Information shown:
┌──
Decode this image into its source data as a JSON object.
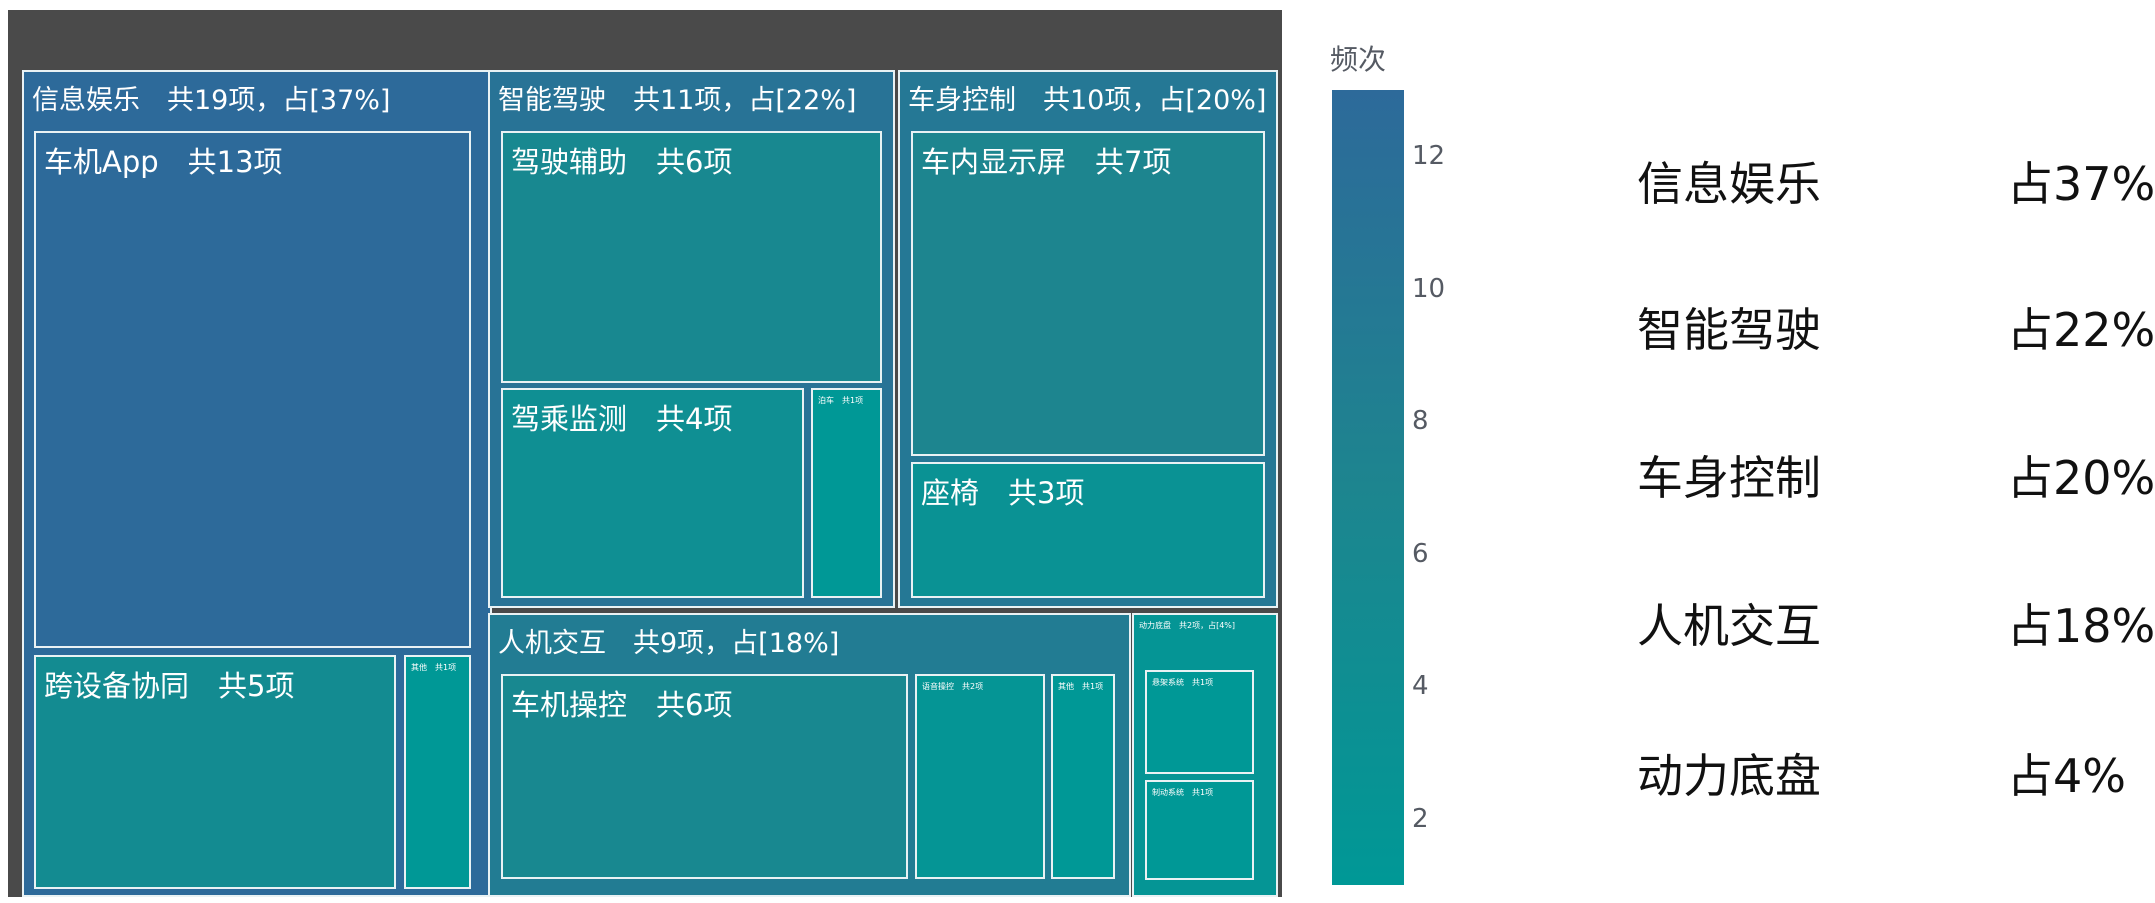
{
  "chart_data": {
    "type": "treemap",
    "colorbar": {
      "title": "频次",
      "range": [
        1,
        13
      ],
      "ticks": [
        "2",
        "4",
        "6",
        "8",
        "10",
        "12"
      ],
      "colors": [
        "#009896",
        "#1d858f",
        "#2d6a9a"
      ]
    },
    "groups": [
      {
        "id": "g1",
        "label": "信息娱乐　共19项，占[37%]",
        "value": 19,
        "children": [
          {
            "id": "g1c1",
            "label": "车机App　共13项",
            "value": 13
          },
          {
            "id": "g1c2",
            "label": "跨设备协同　共5项",
            "value": 5
          },
          {
            "id": "g1c3",
            "label": "其他　共1项",
            "value": 1
          }
        ]
      },
      {
        "id": "g2",
        "label": "智能驾驶　共11项，占[22%]",
        "value": 11,
        "children": [
          {
            "id": "g2c1",
            "label": "驾驶辅助　共6项",
            "value": 6
          },
          {
            "id": "g2c2",
            "label": "驾乘监测　共4项",
            "value": 4
          },
          {
            "id": "g2c3",
            "label": "泊车　共1项",
            "value": 1
          }
        ]
      },
      {
        "id": "g3",
        "label": "车身控制　共10项，占[20%]",
        "value": 10,
        "children": [
          {
            "id": "g3c1",
            "label": "车内显示屏　共7项",
            "value": 7
          },
          {
            "id": "g3c2",
            "label": "座椅　共3项",
            "value": 3
          }
        ]
      },
      {
        "id": "g4",
        "label": "人机交互　共9项，占[18%]",
        "value": 9,
        "children": [
          {
            "id": "g4c1",
            "label": "车机操控　共6项",
            "value": 6
          },
          {
            "id": "g4c2",
            "label": "语音操控　共2项",
            "value": 2
          },
          {
            "id": "g4c3",
            "label": "其他　共1项",
            "value": 1
          }
        ]
      },
      {
        "id": "g5",
        "label": "动力底盘　共2项，占[4%]",
        "value": 2,
        "children": [
          {
            "id": "g5c1",
            "label": "悬架系统　共1项",
            "value": 1
          },
          {
            "id": "g5c2",
            "label": "制动系统　共1项",
            "value": 1
          }
        ]
      }
    ]
  },
  "legend": [
    {
      "name": "信息娱乐",
      "pct": "占37%"
    },
    {
      "name": "智能驾驶",
      "pct": "占22%"
    },
    {
      "name": "车身控制",
      "pct": "占20%"
    },
    {
      "name": "人机交互",
      "pct": "占18%"
    },
    {
      "name": "动力底盘",
      "pct": "占4%"
    }
  ]
}
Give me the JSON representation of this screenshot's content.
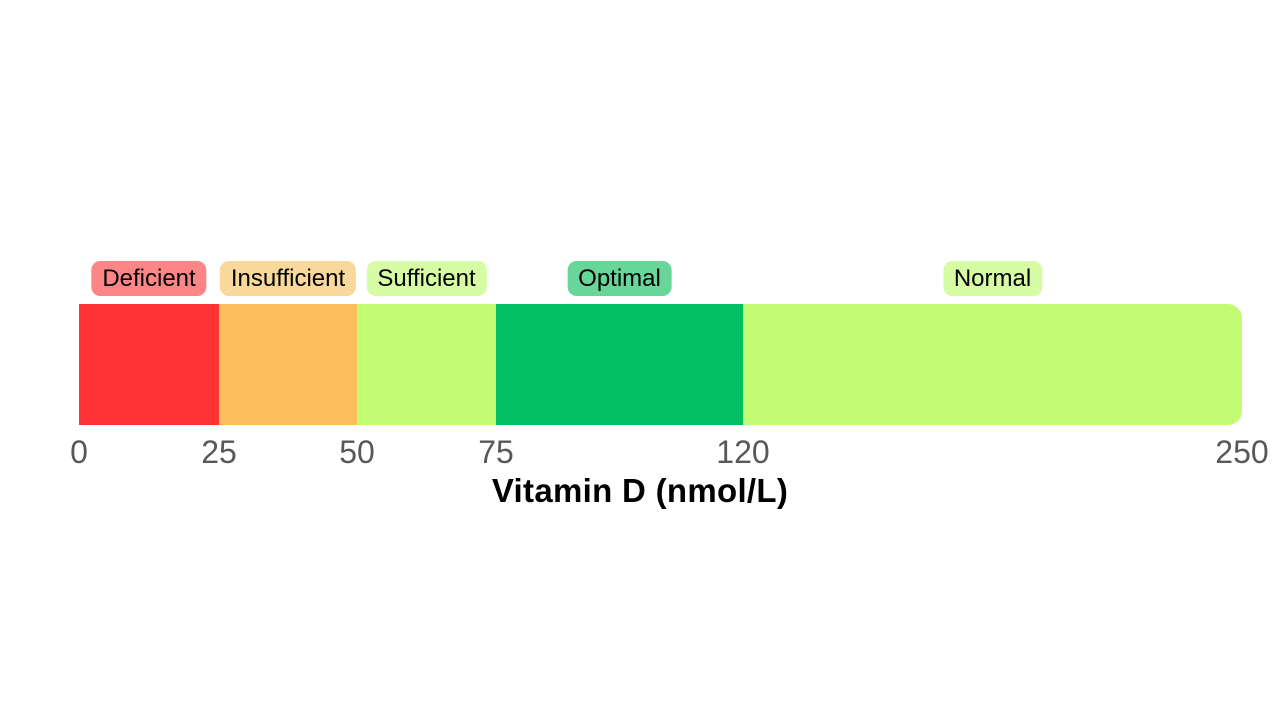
{
  "chart_data": {
    "type": "segmented-scale",
    "title": "Vitamin D (nmol/L)",
    "unit": "nmol/L",
    "axis": {
      "min": 0,
      "max": 250,
      "ticks": [
        0,
        25,
        50,
        75,
        120,
        250
      ],
      "tick_color": "#58585A",
      "note": "axis is linear from 0 to 120 and compressed between 120 and 250"
    },
    "segments": [
      {
        "label": "Deficient",
        "from": 0,
        "to": 25,
        "bar_color": "#FE3232",
        "badge_color": "#FC8585"
      },
      {
        "label": "Insufficient",
        "from": 25,
        "to": 50,
        "bar_color": "#FDBE5C",
        "badge_color": "#F9D89B"
      },
      {
        "label": "Sufficient",
        "from": 50,
        "to": 75,
        "bar_color": "#C2FC74",
        "badge_color": "#D6FCA4"
      },
      {
        "label": "Optimal",
        "from": 75,
        "to": 120,
        "bar_color": "#00C063",
        "badge_color": "#68D698"
      },
      {
        "label": "Normal",
        "from": 120,
        "to": 250,
        "bar_color": "#C2FC74",
        "badge_color": "#D6FCA4"
      }
    ],
    "legend_position": "badges centered above their bar segments",
    "grid": false,
    "background_color": "#FFFFFF"
  }
}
└──
Which lines contain "axis"? Show each of them.

    "axis": {
      "note": "axis is linear from 0 to 120 and compressed between 120 and 250"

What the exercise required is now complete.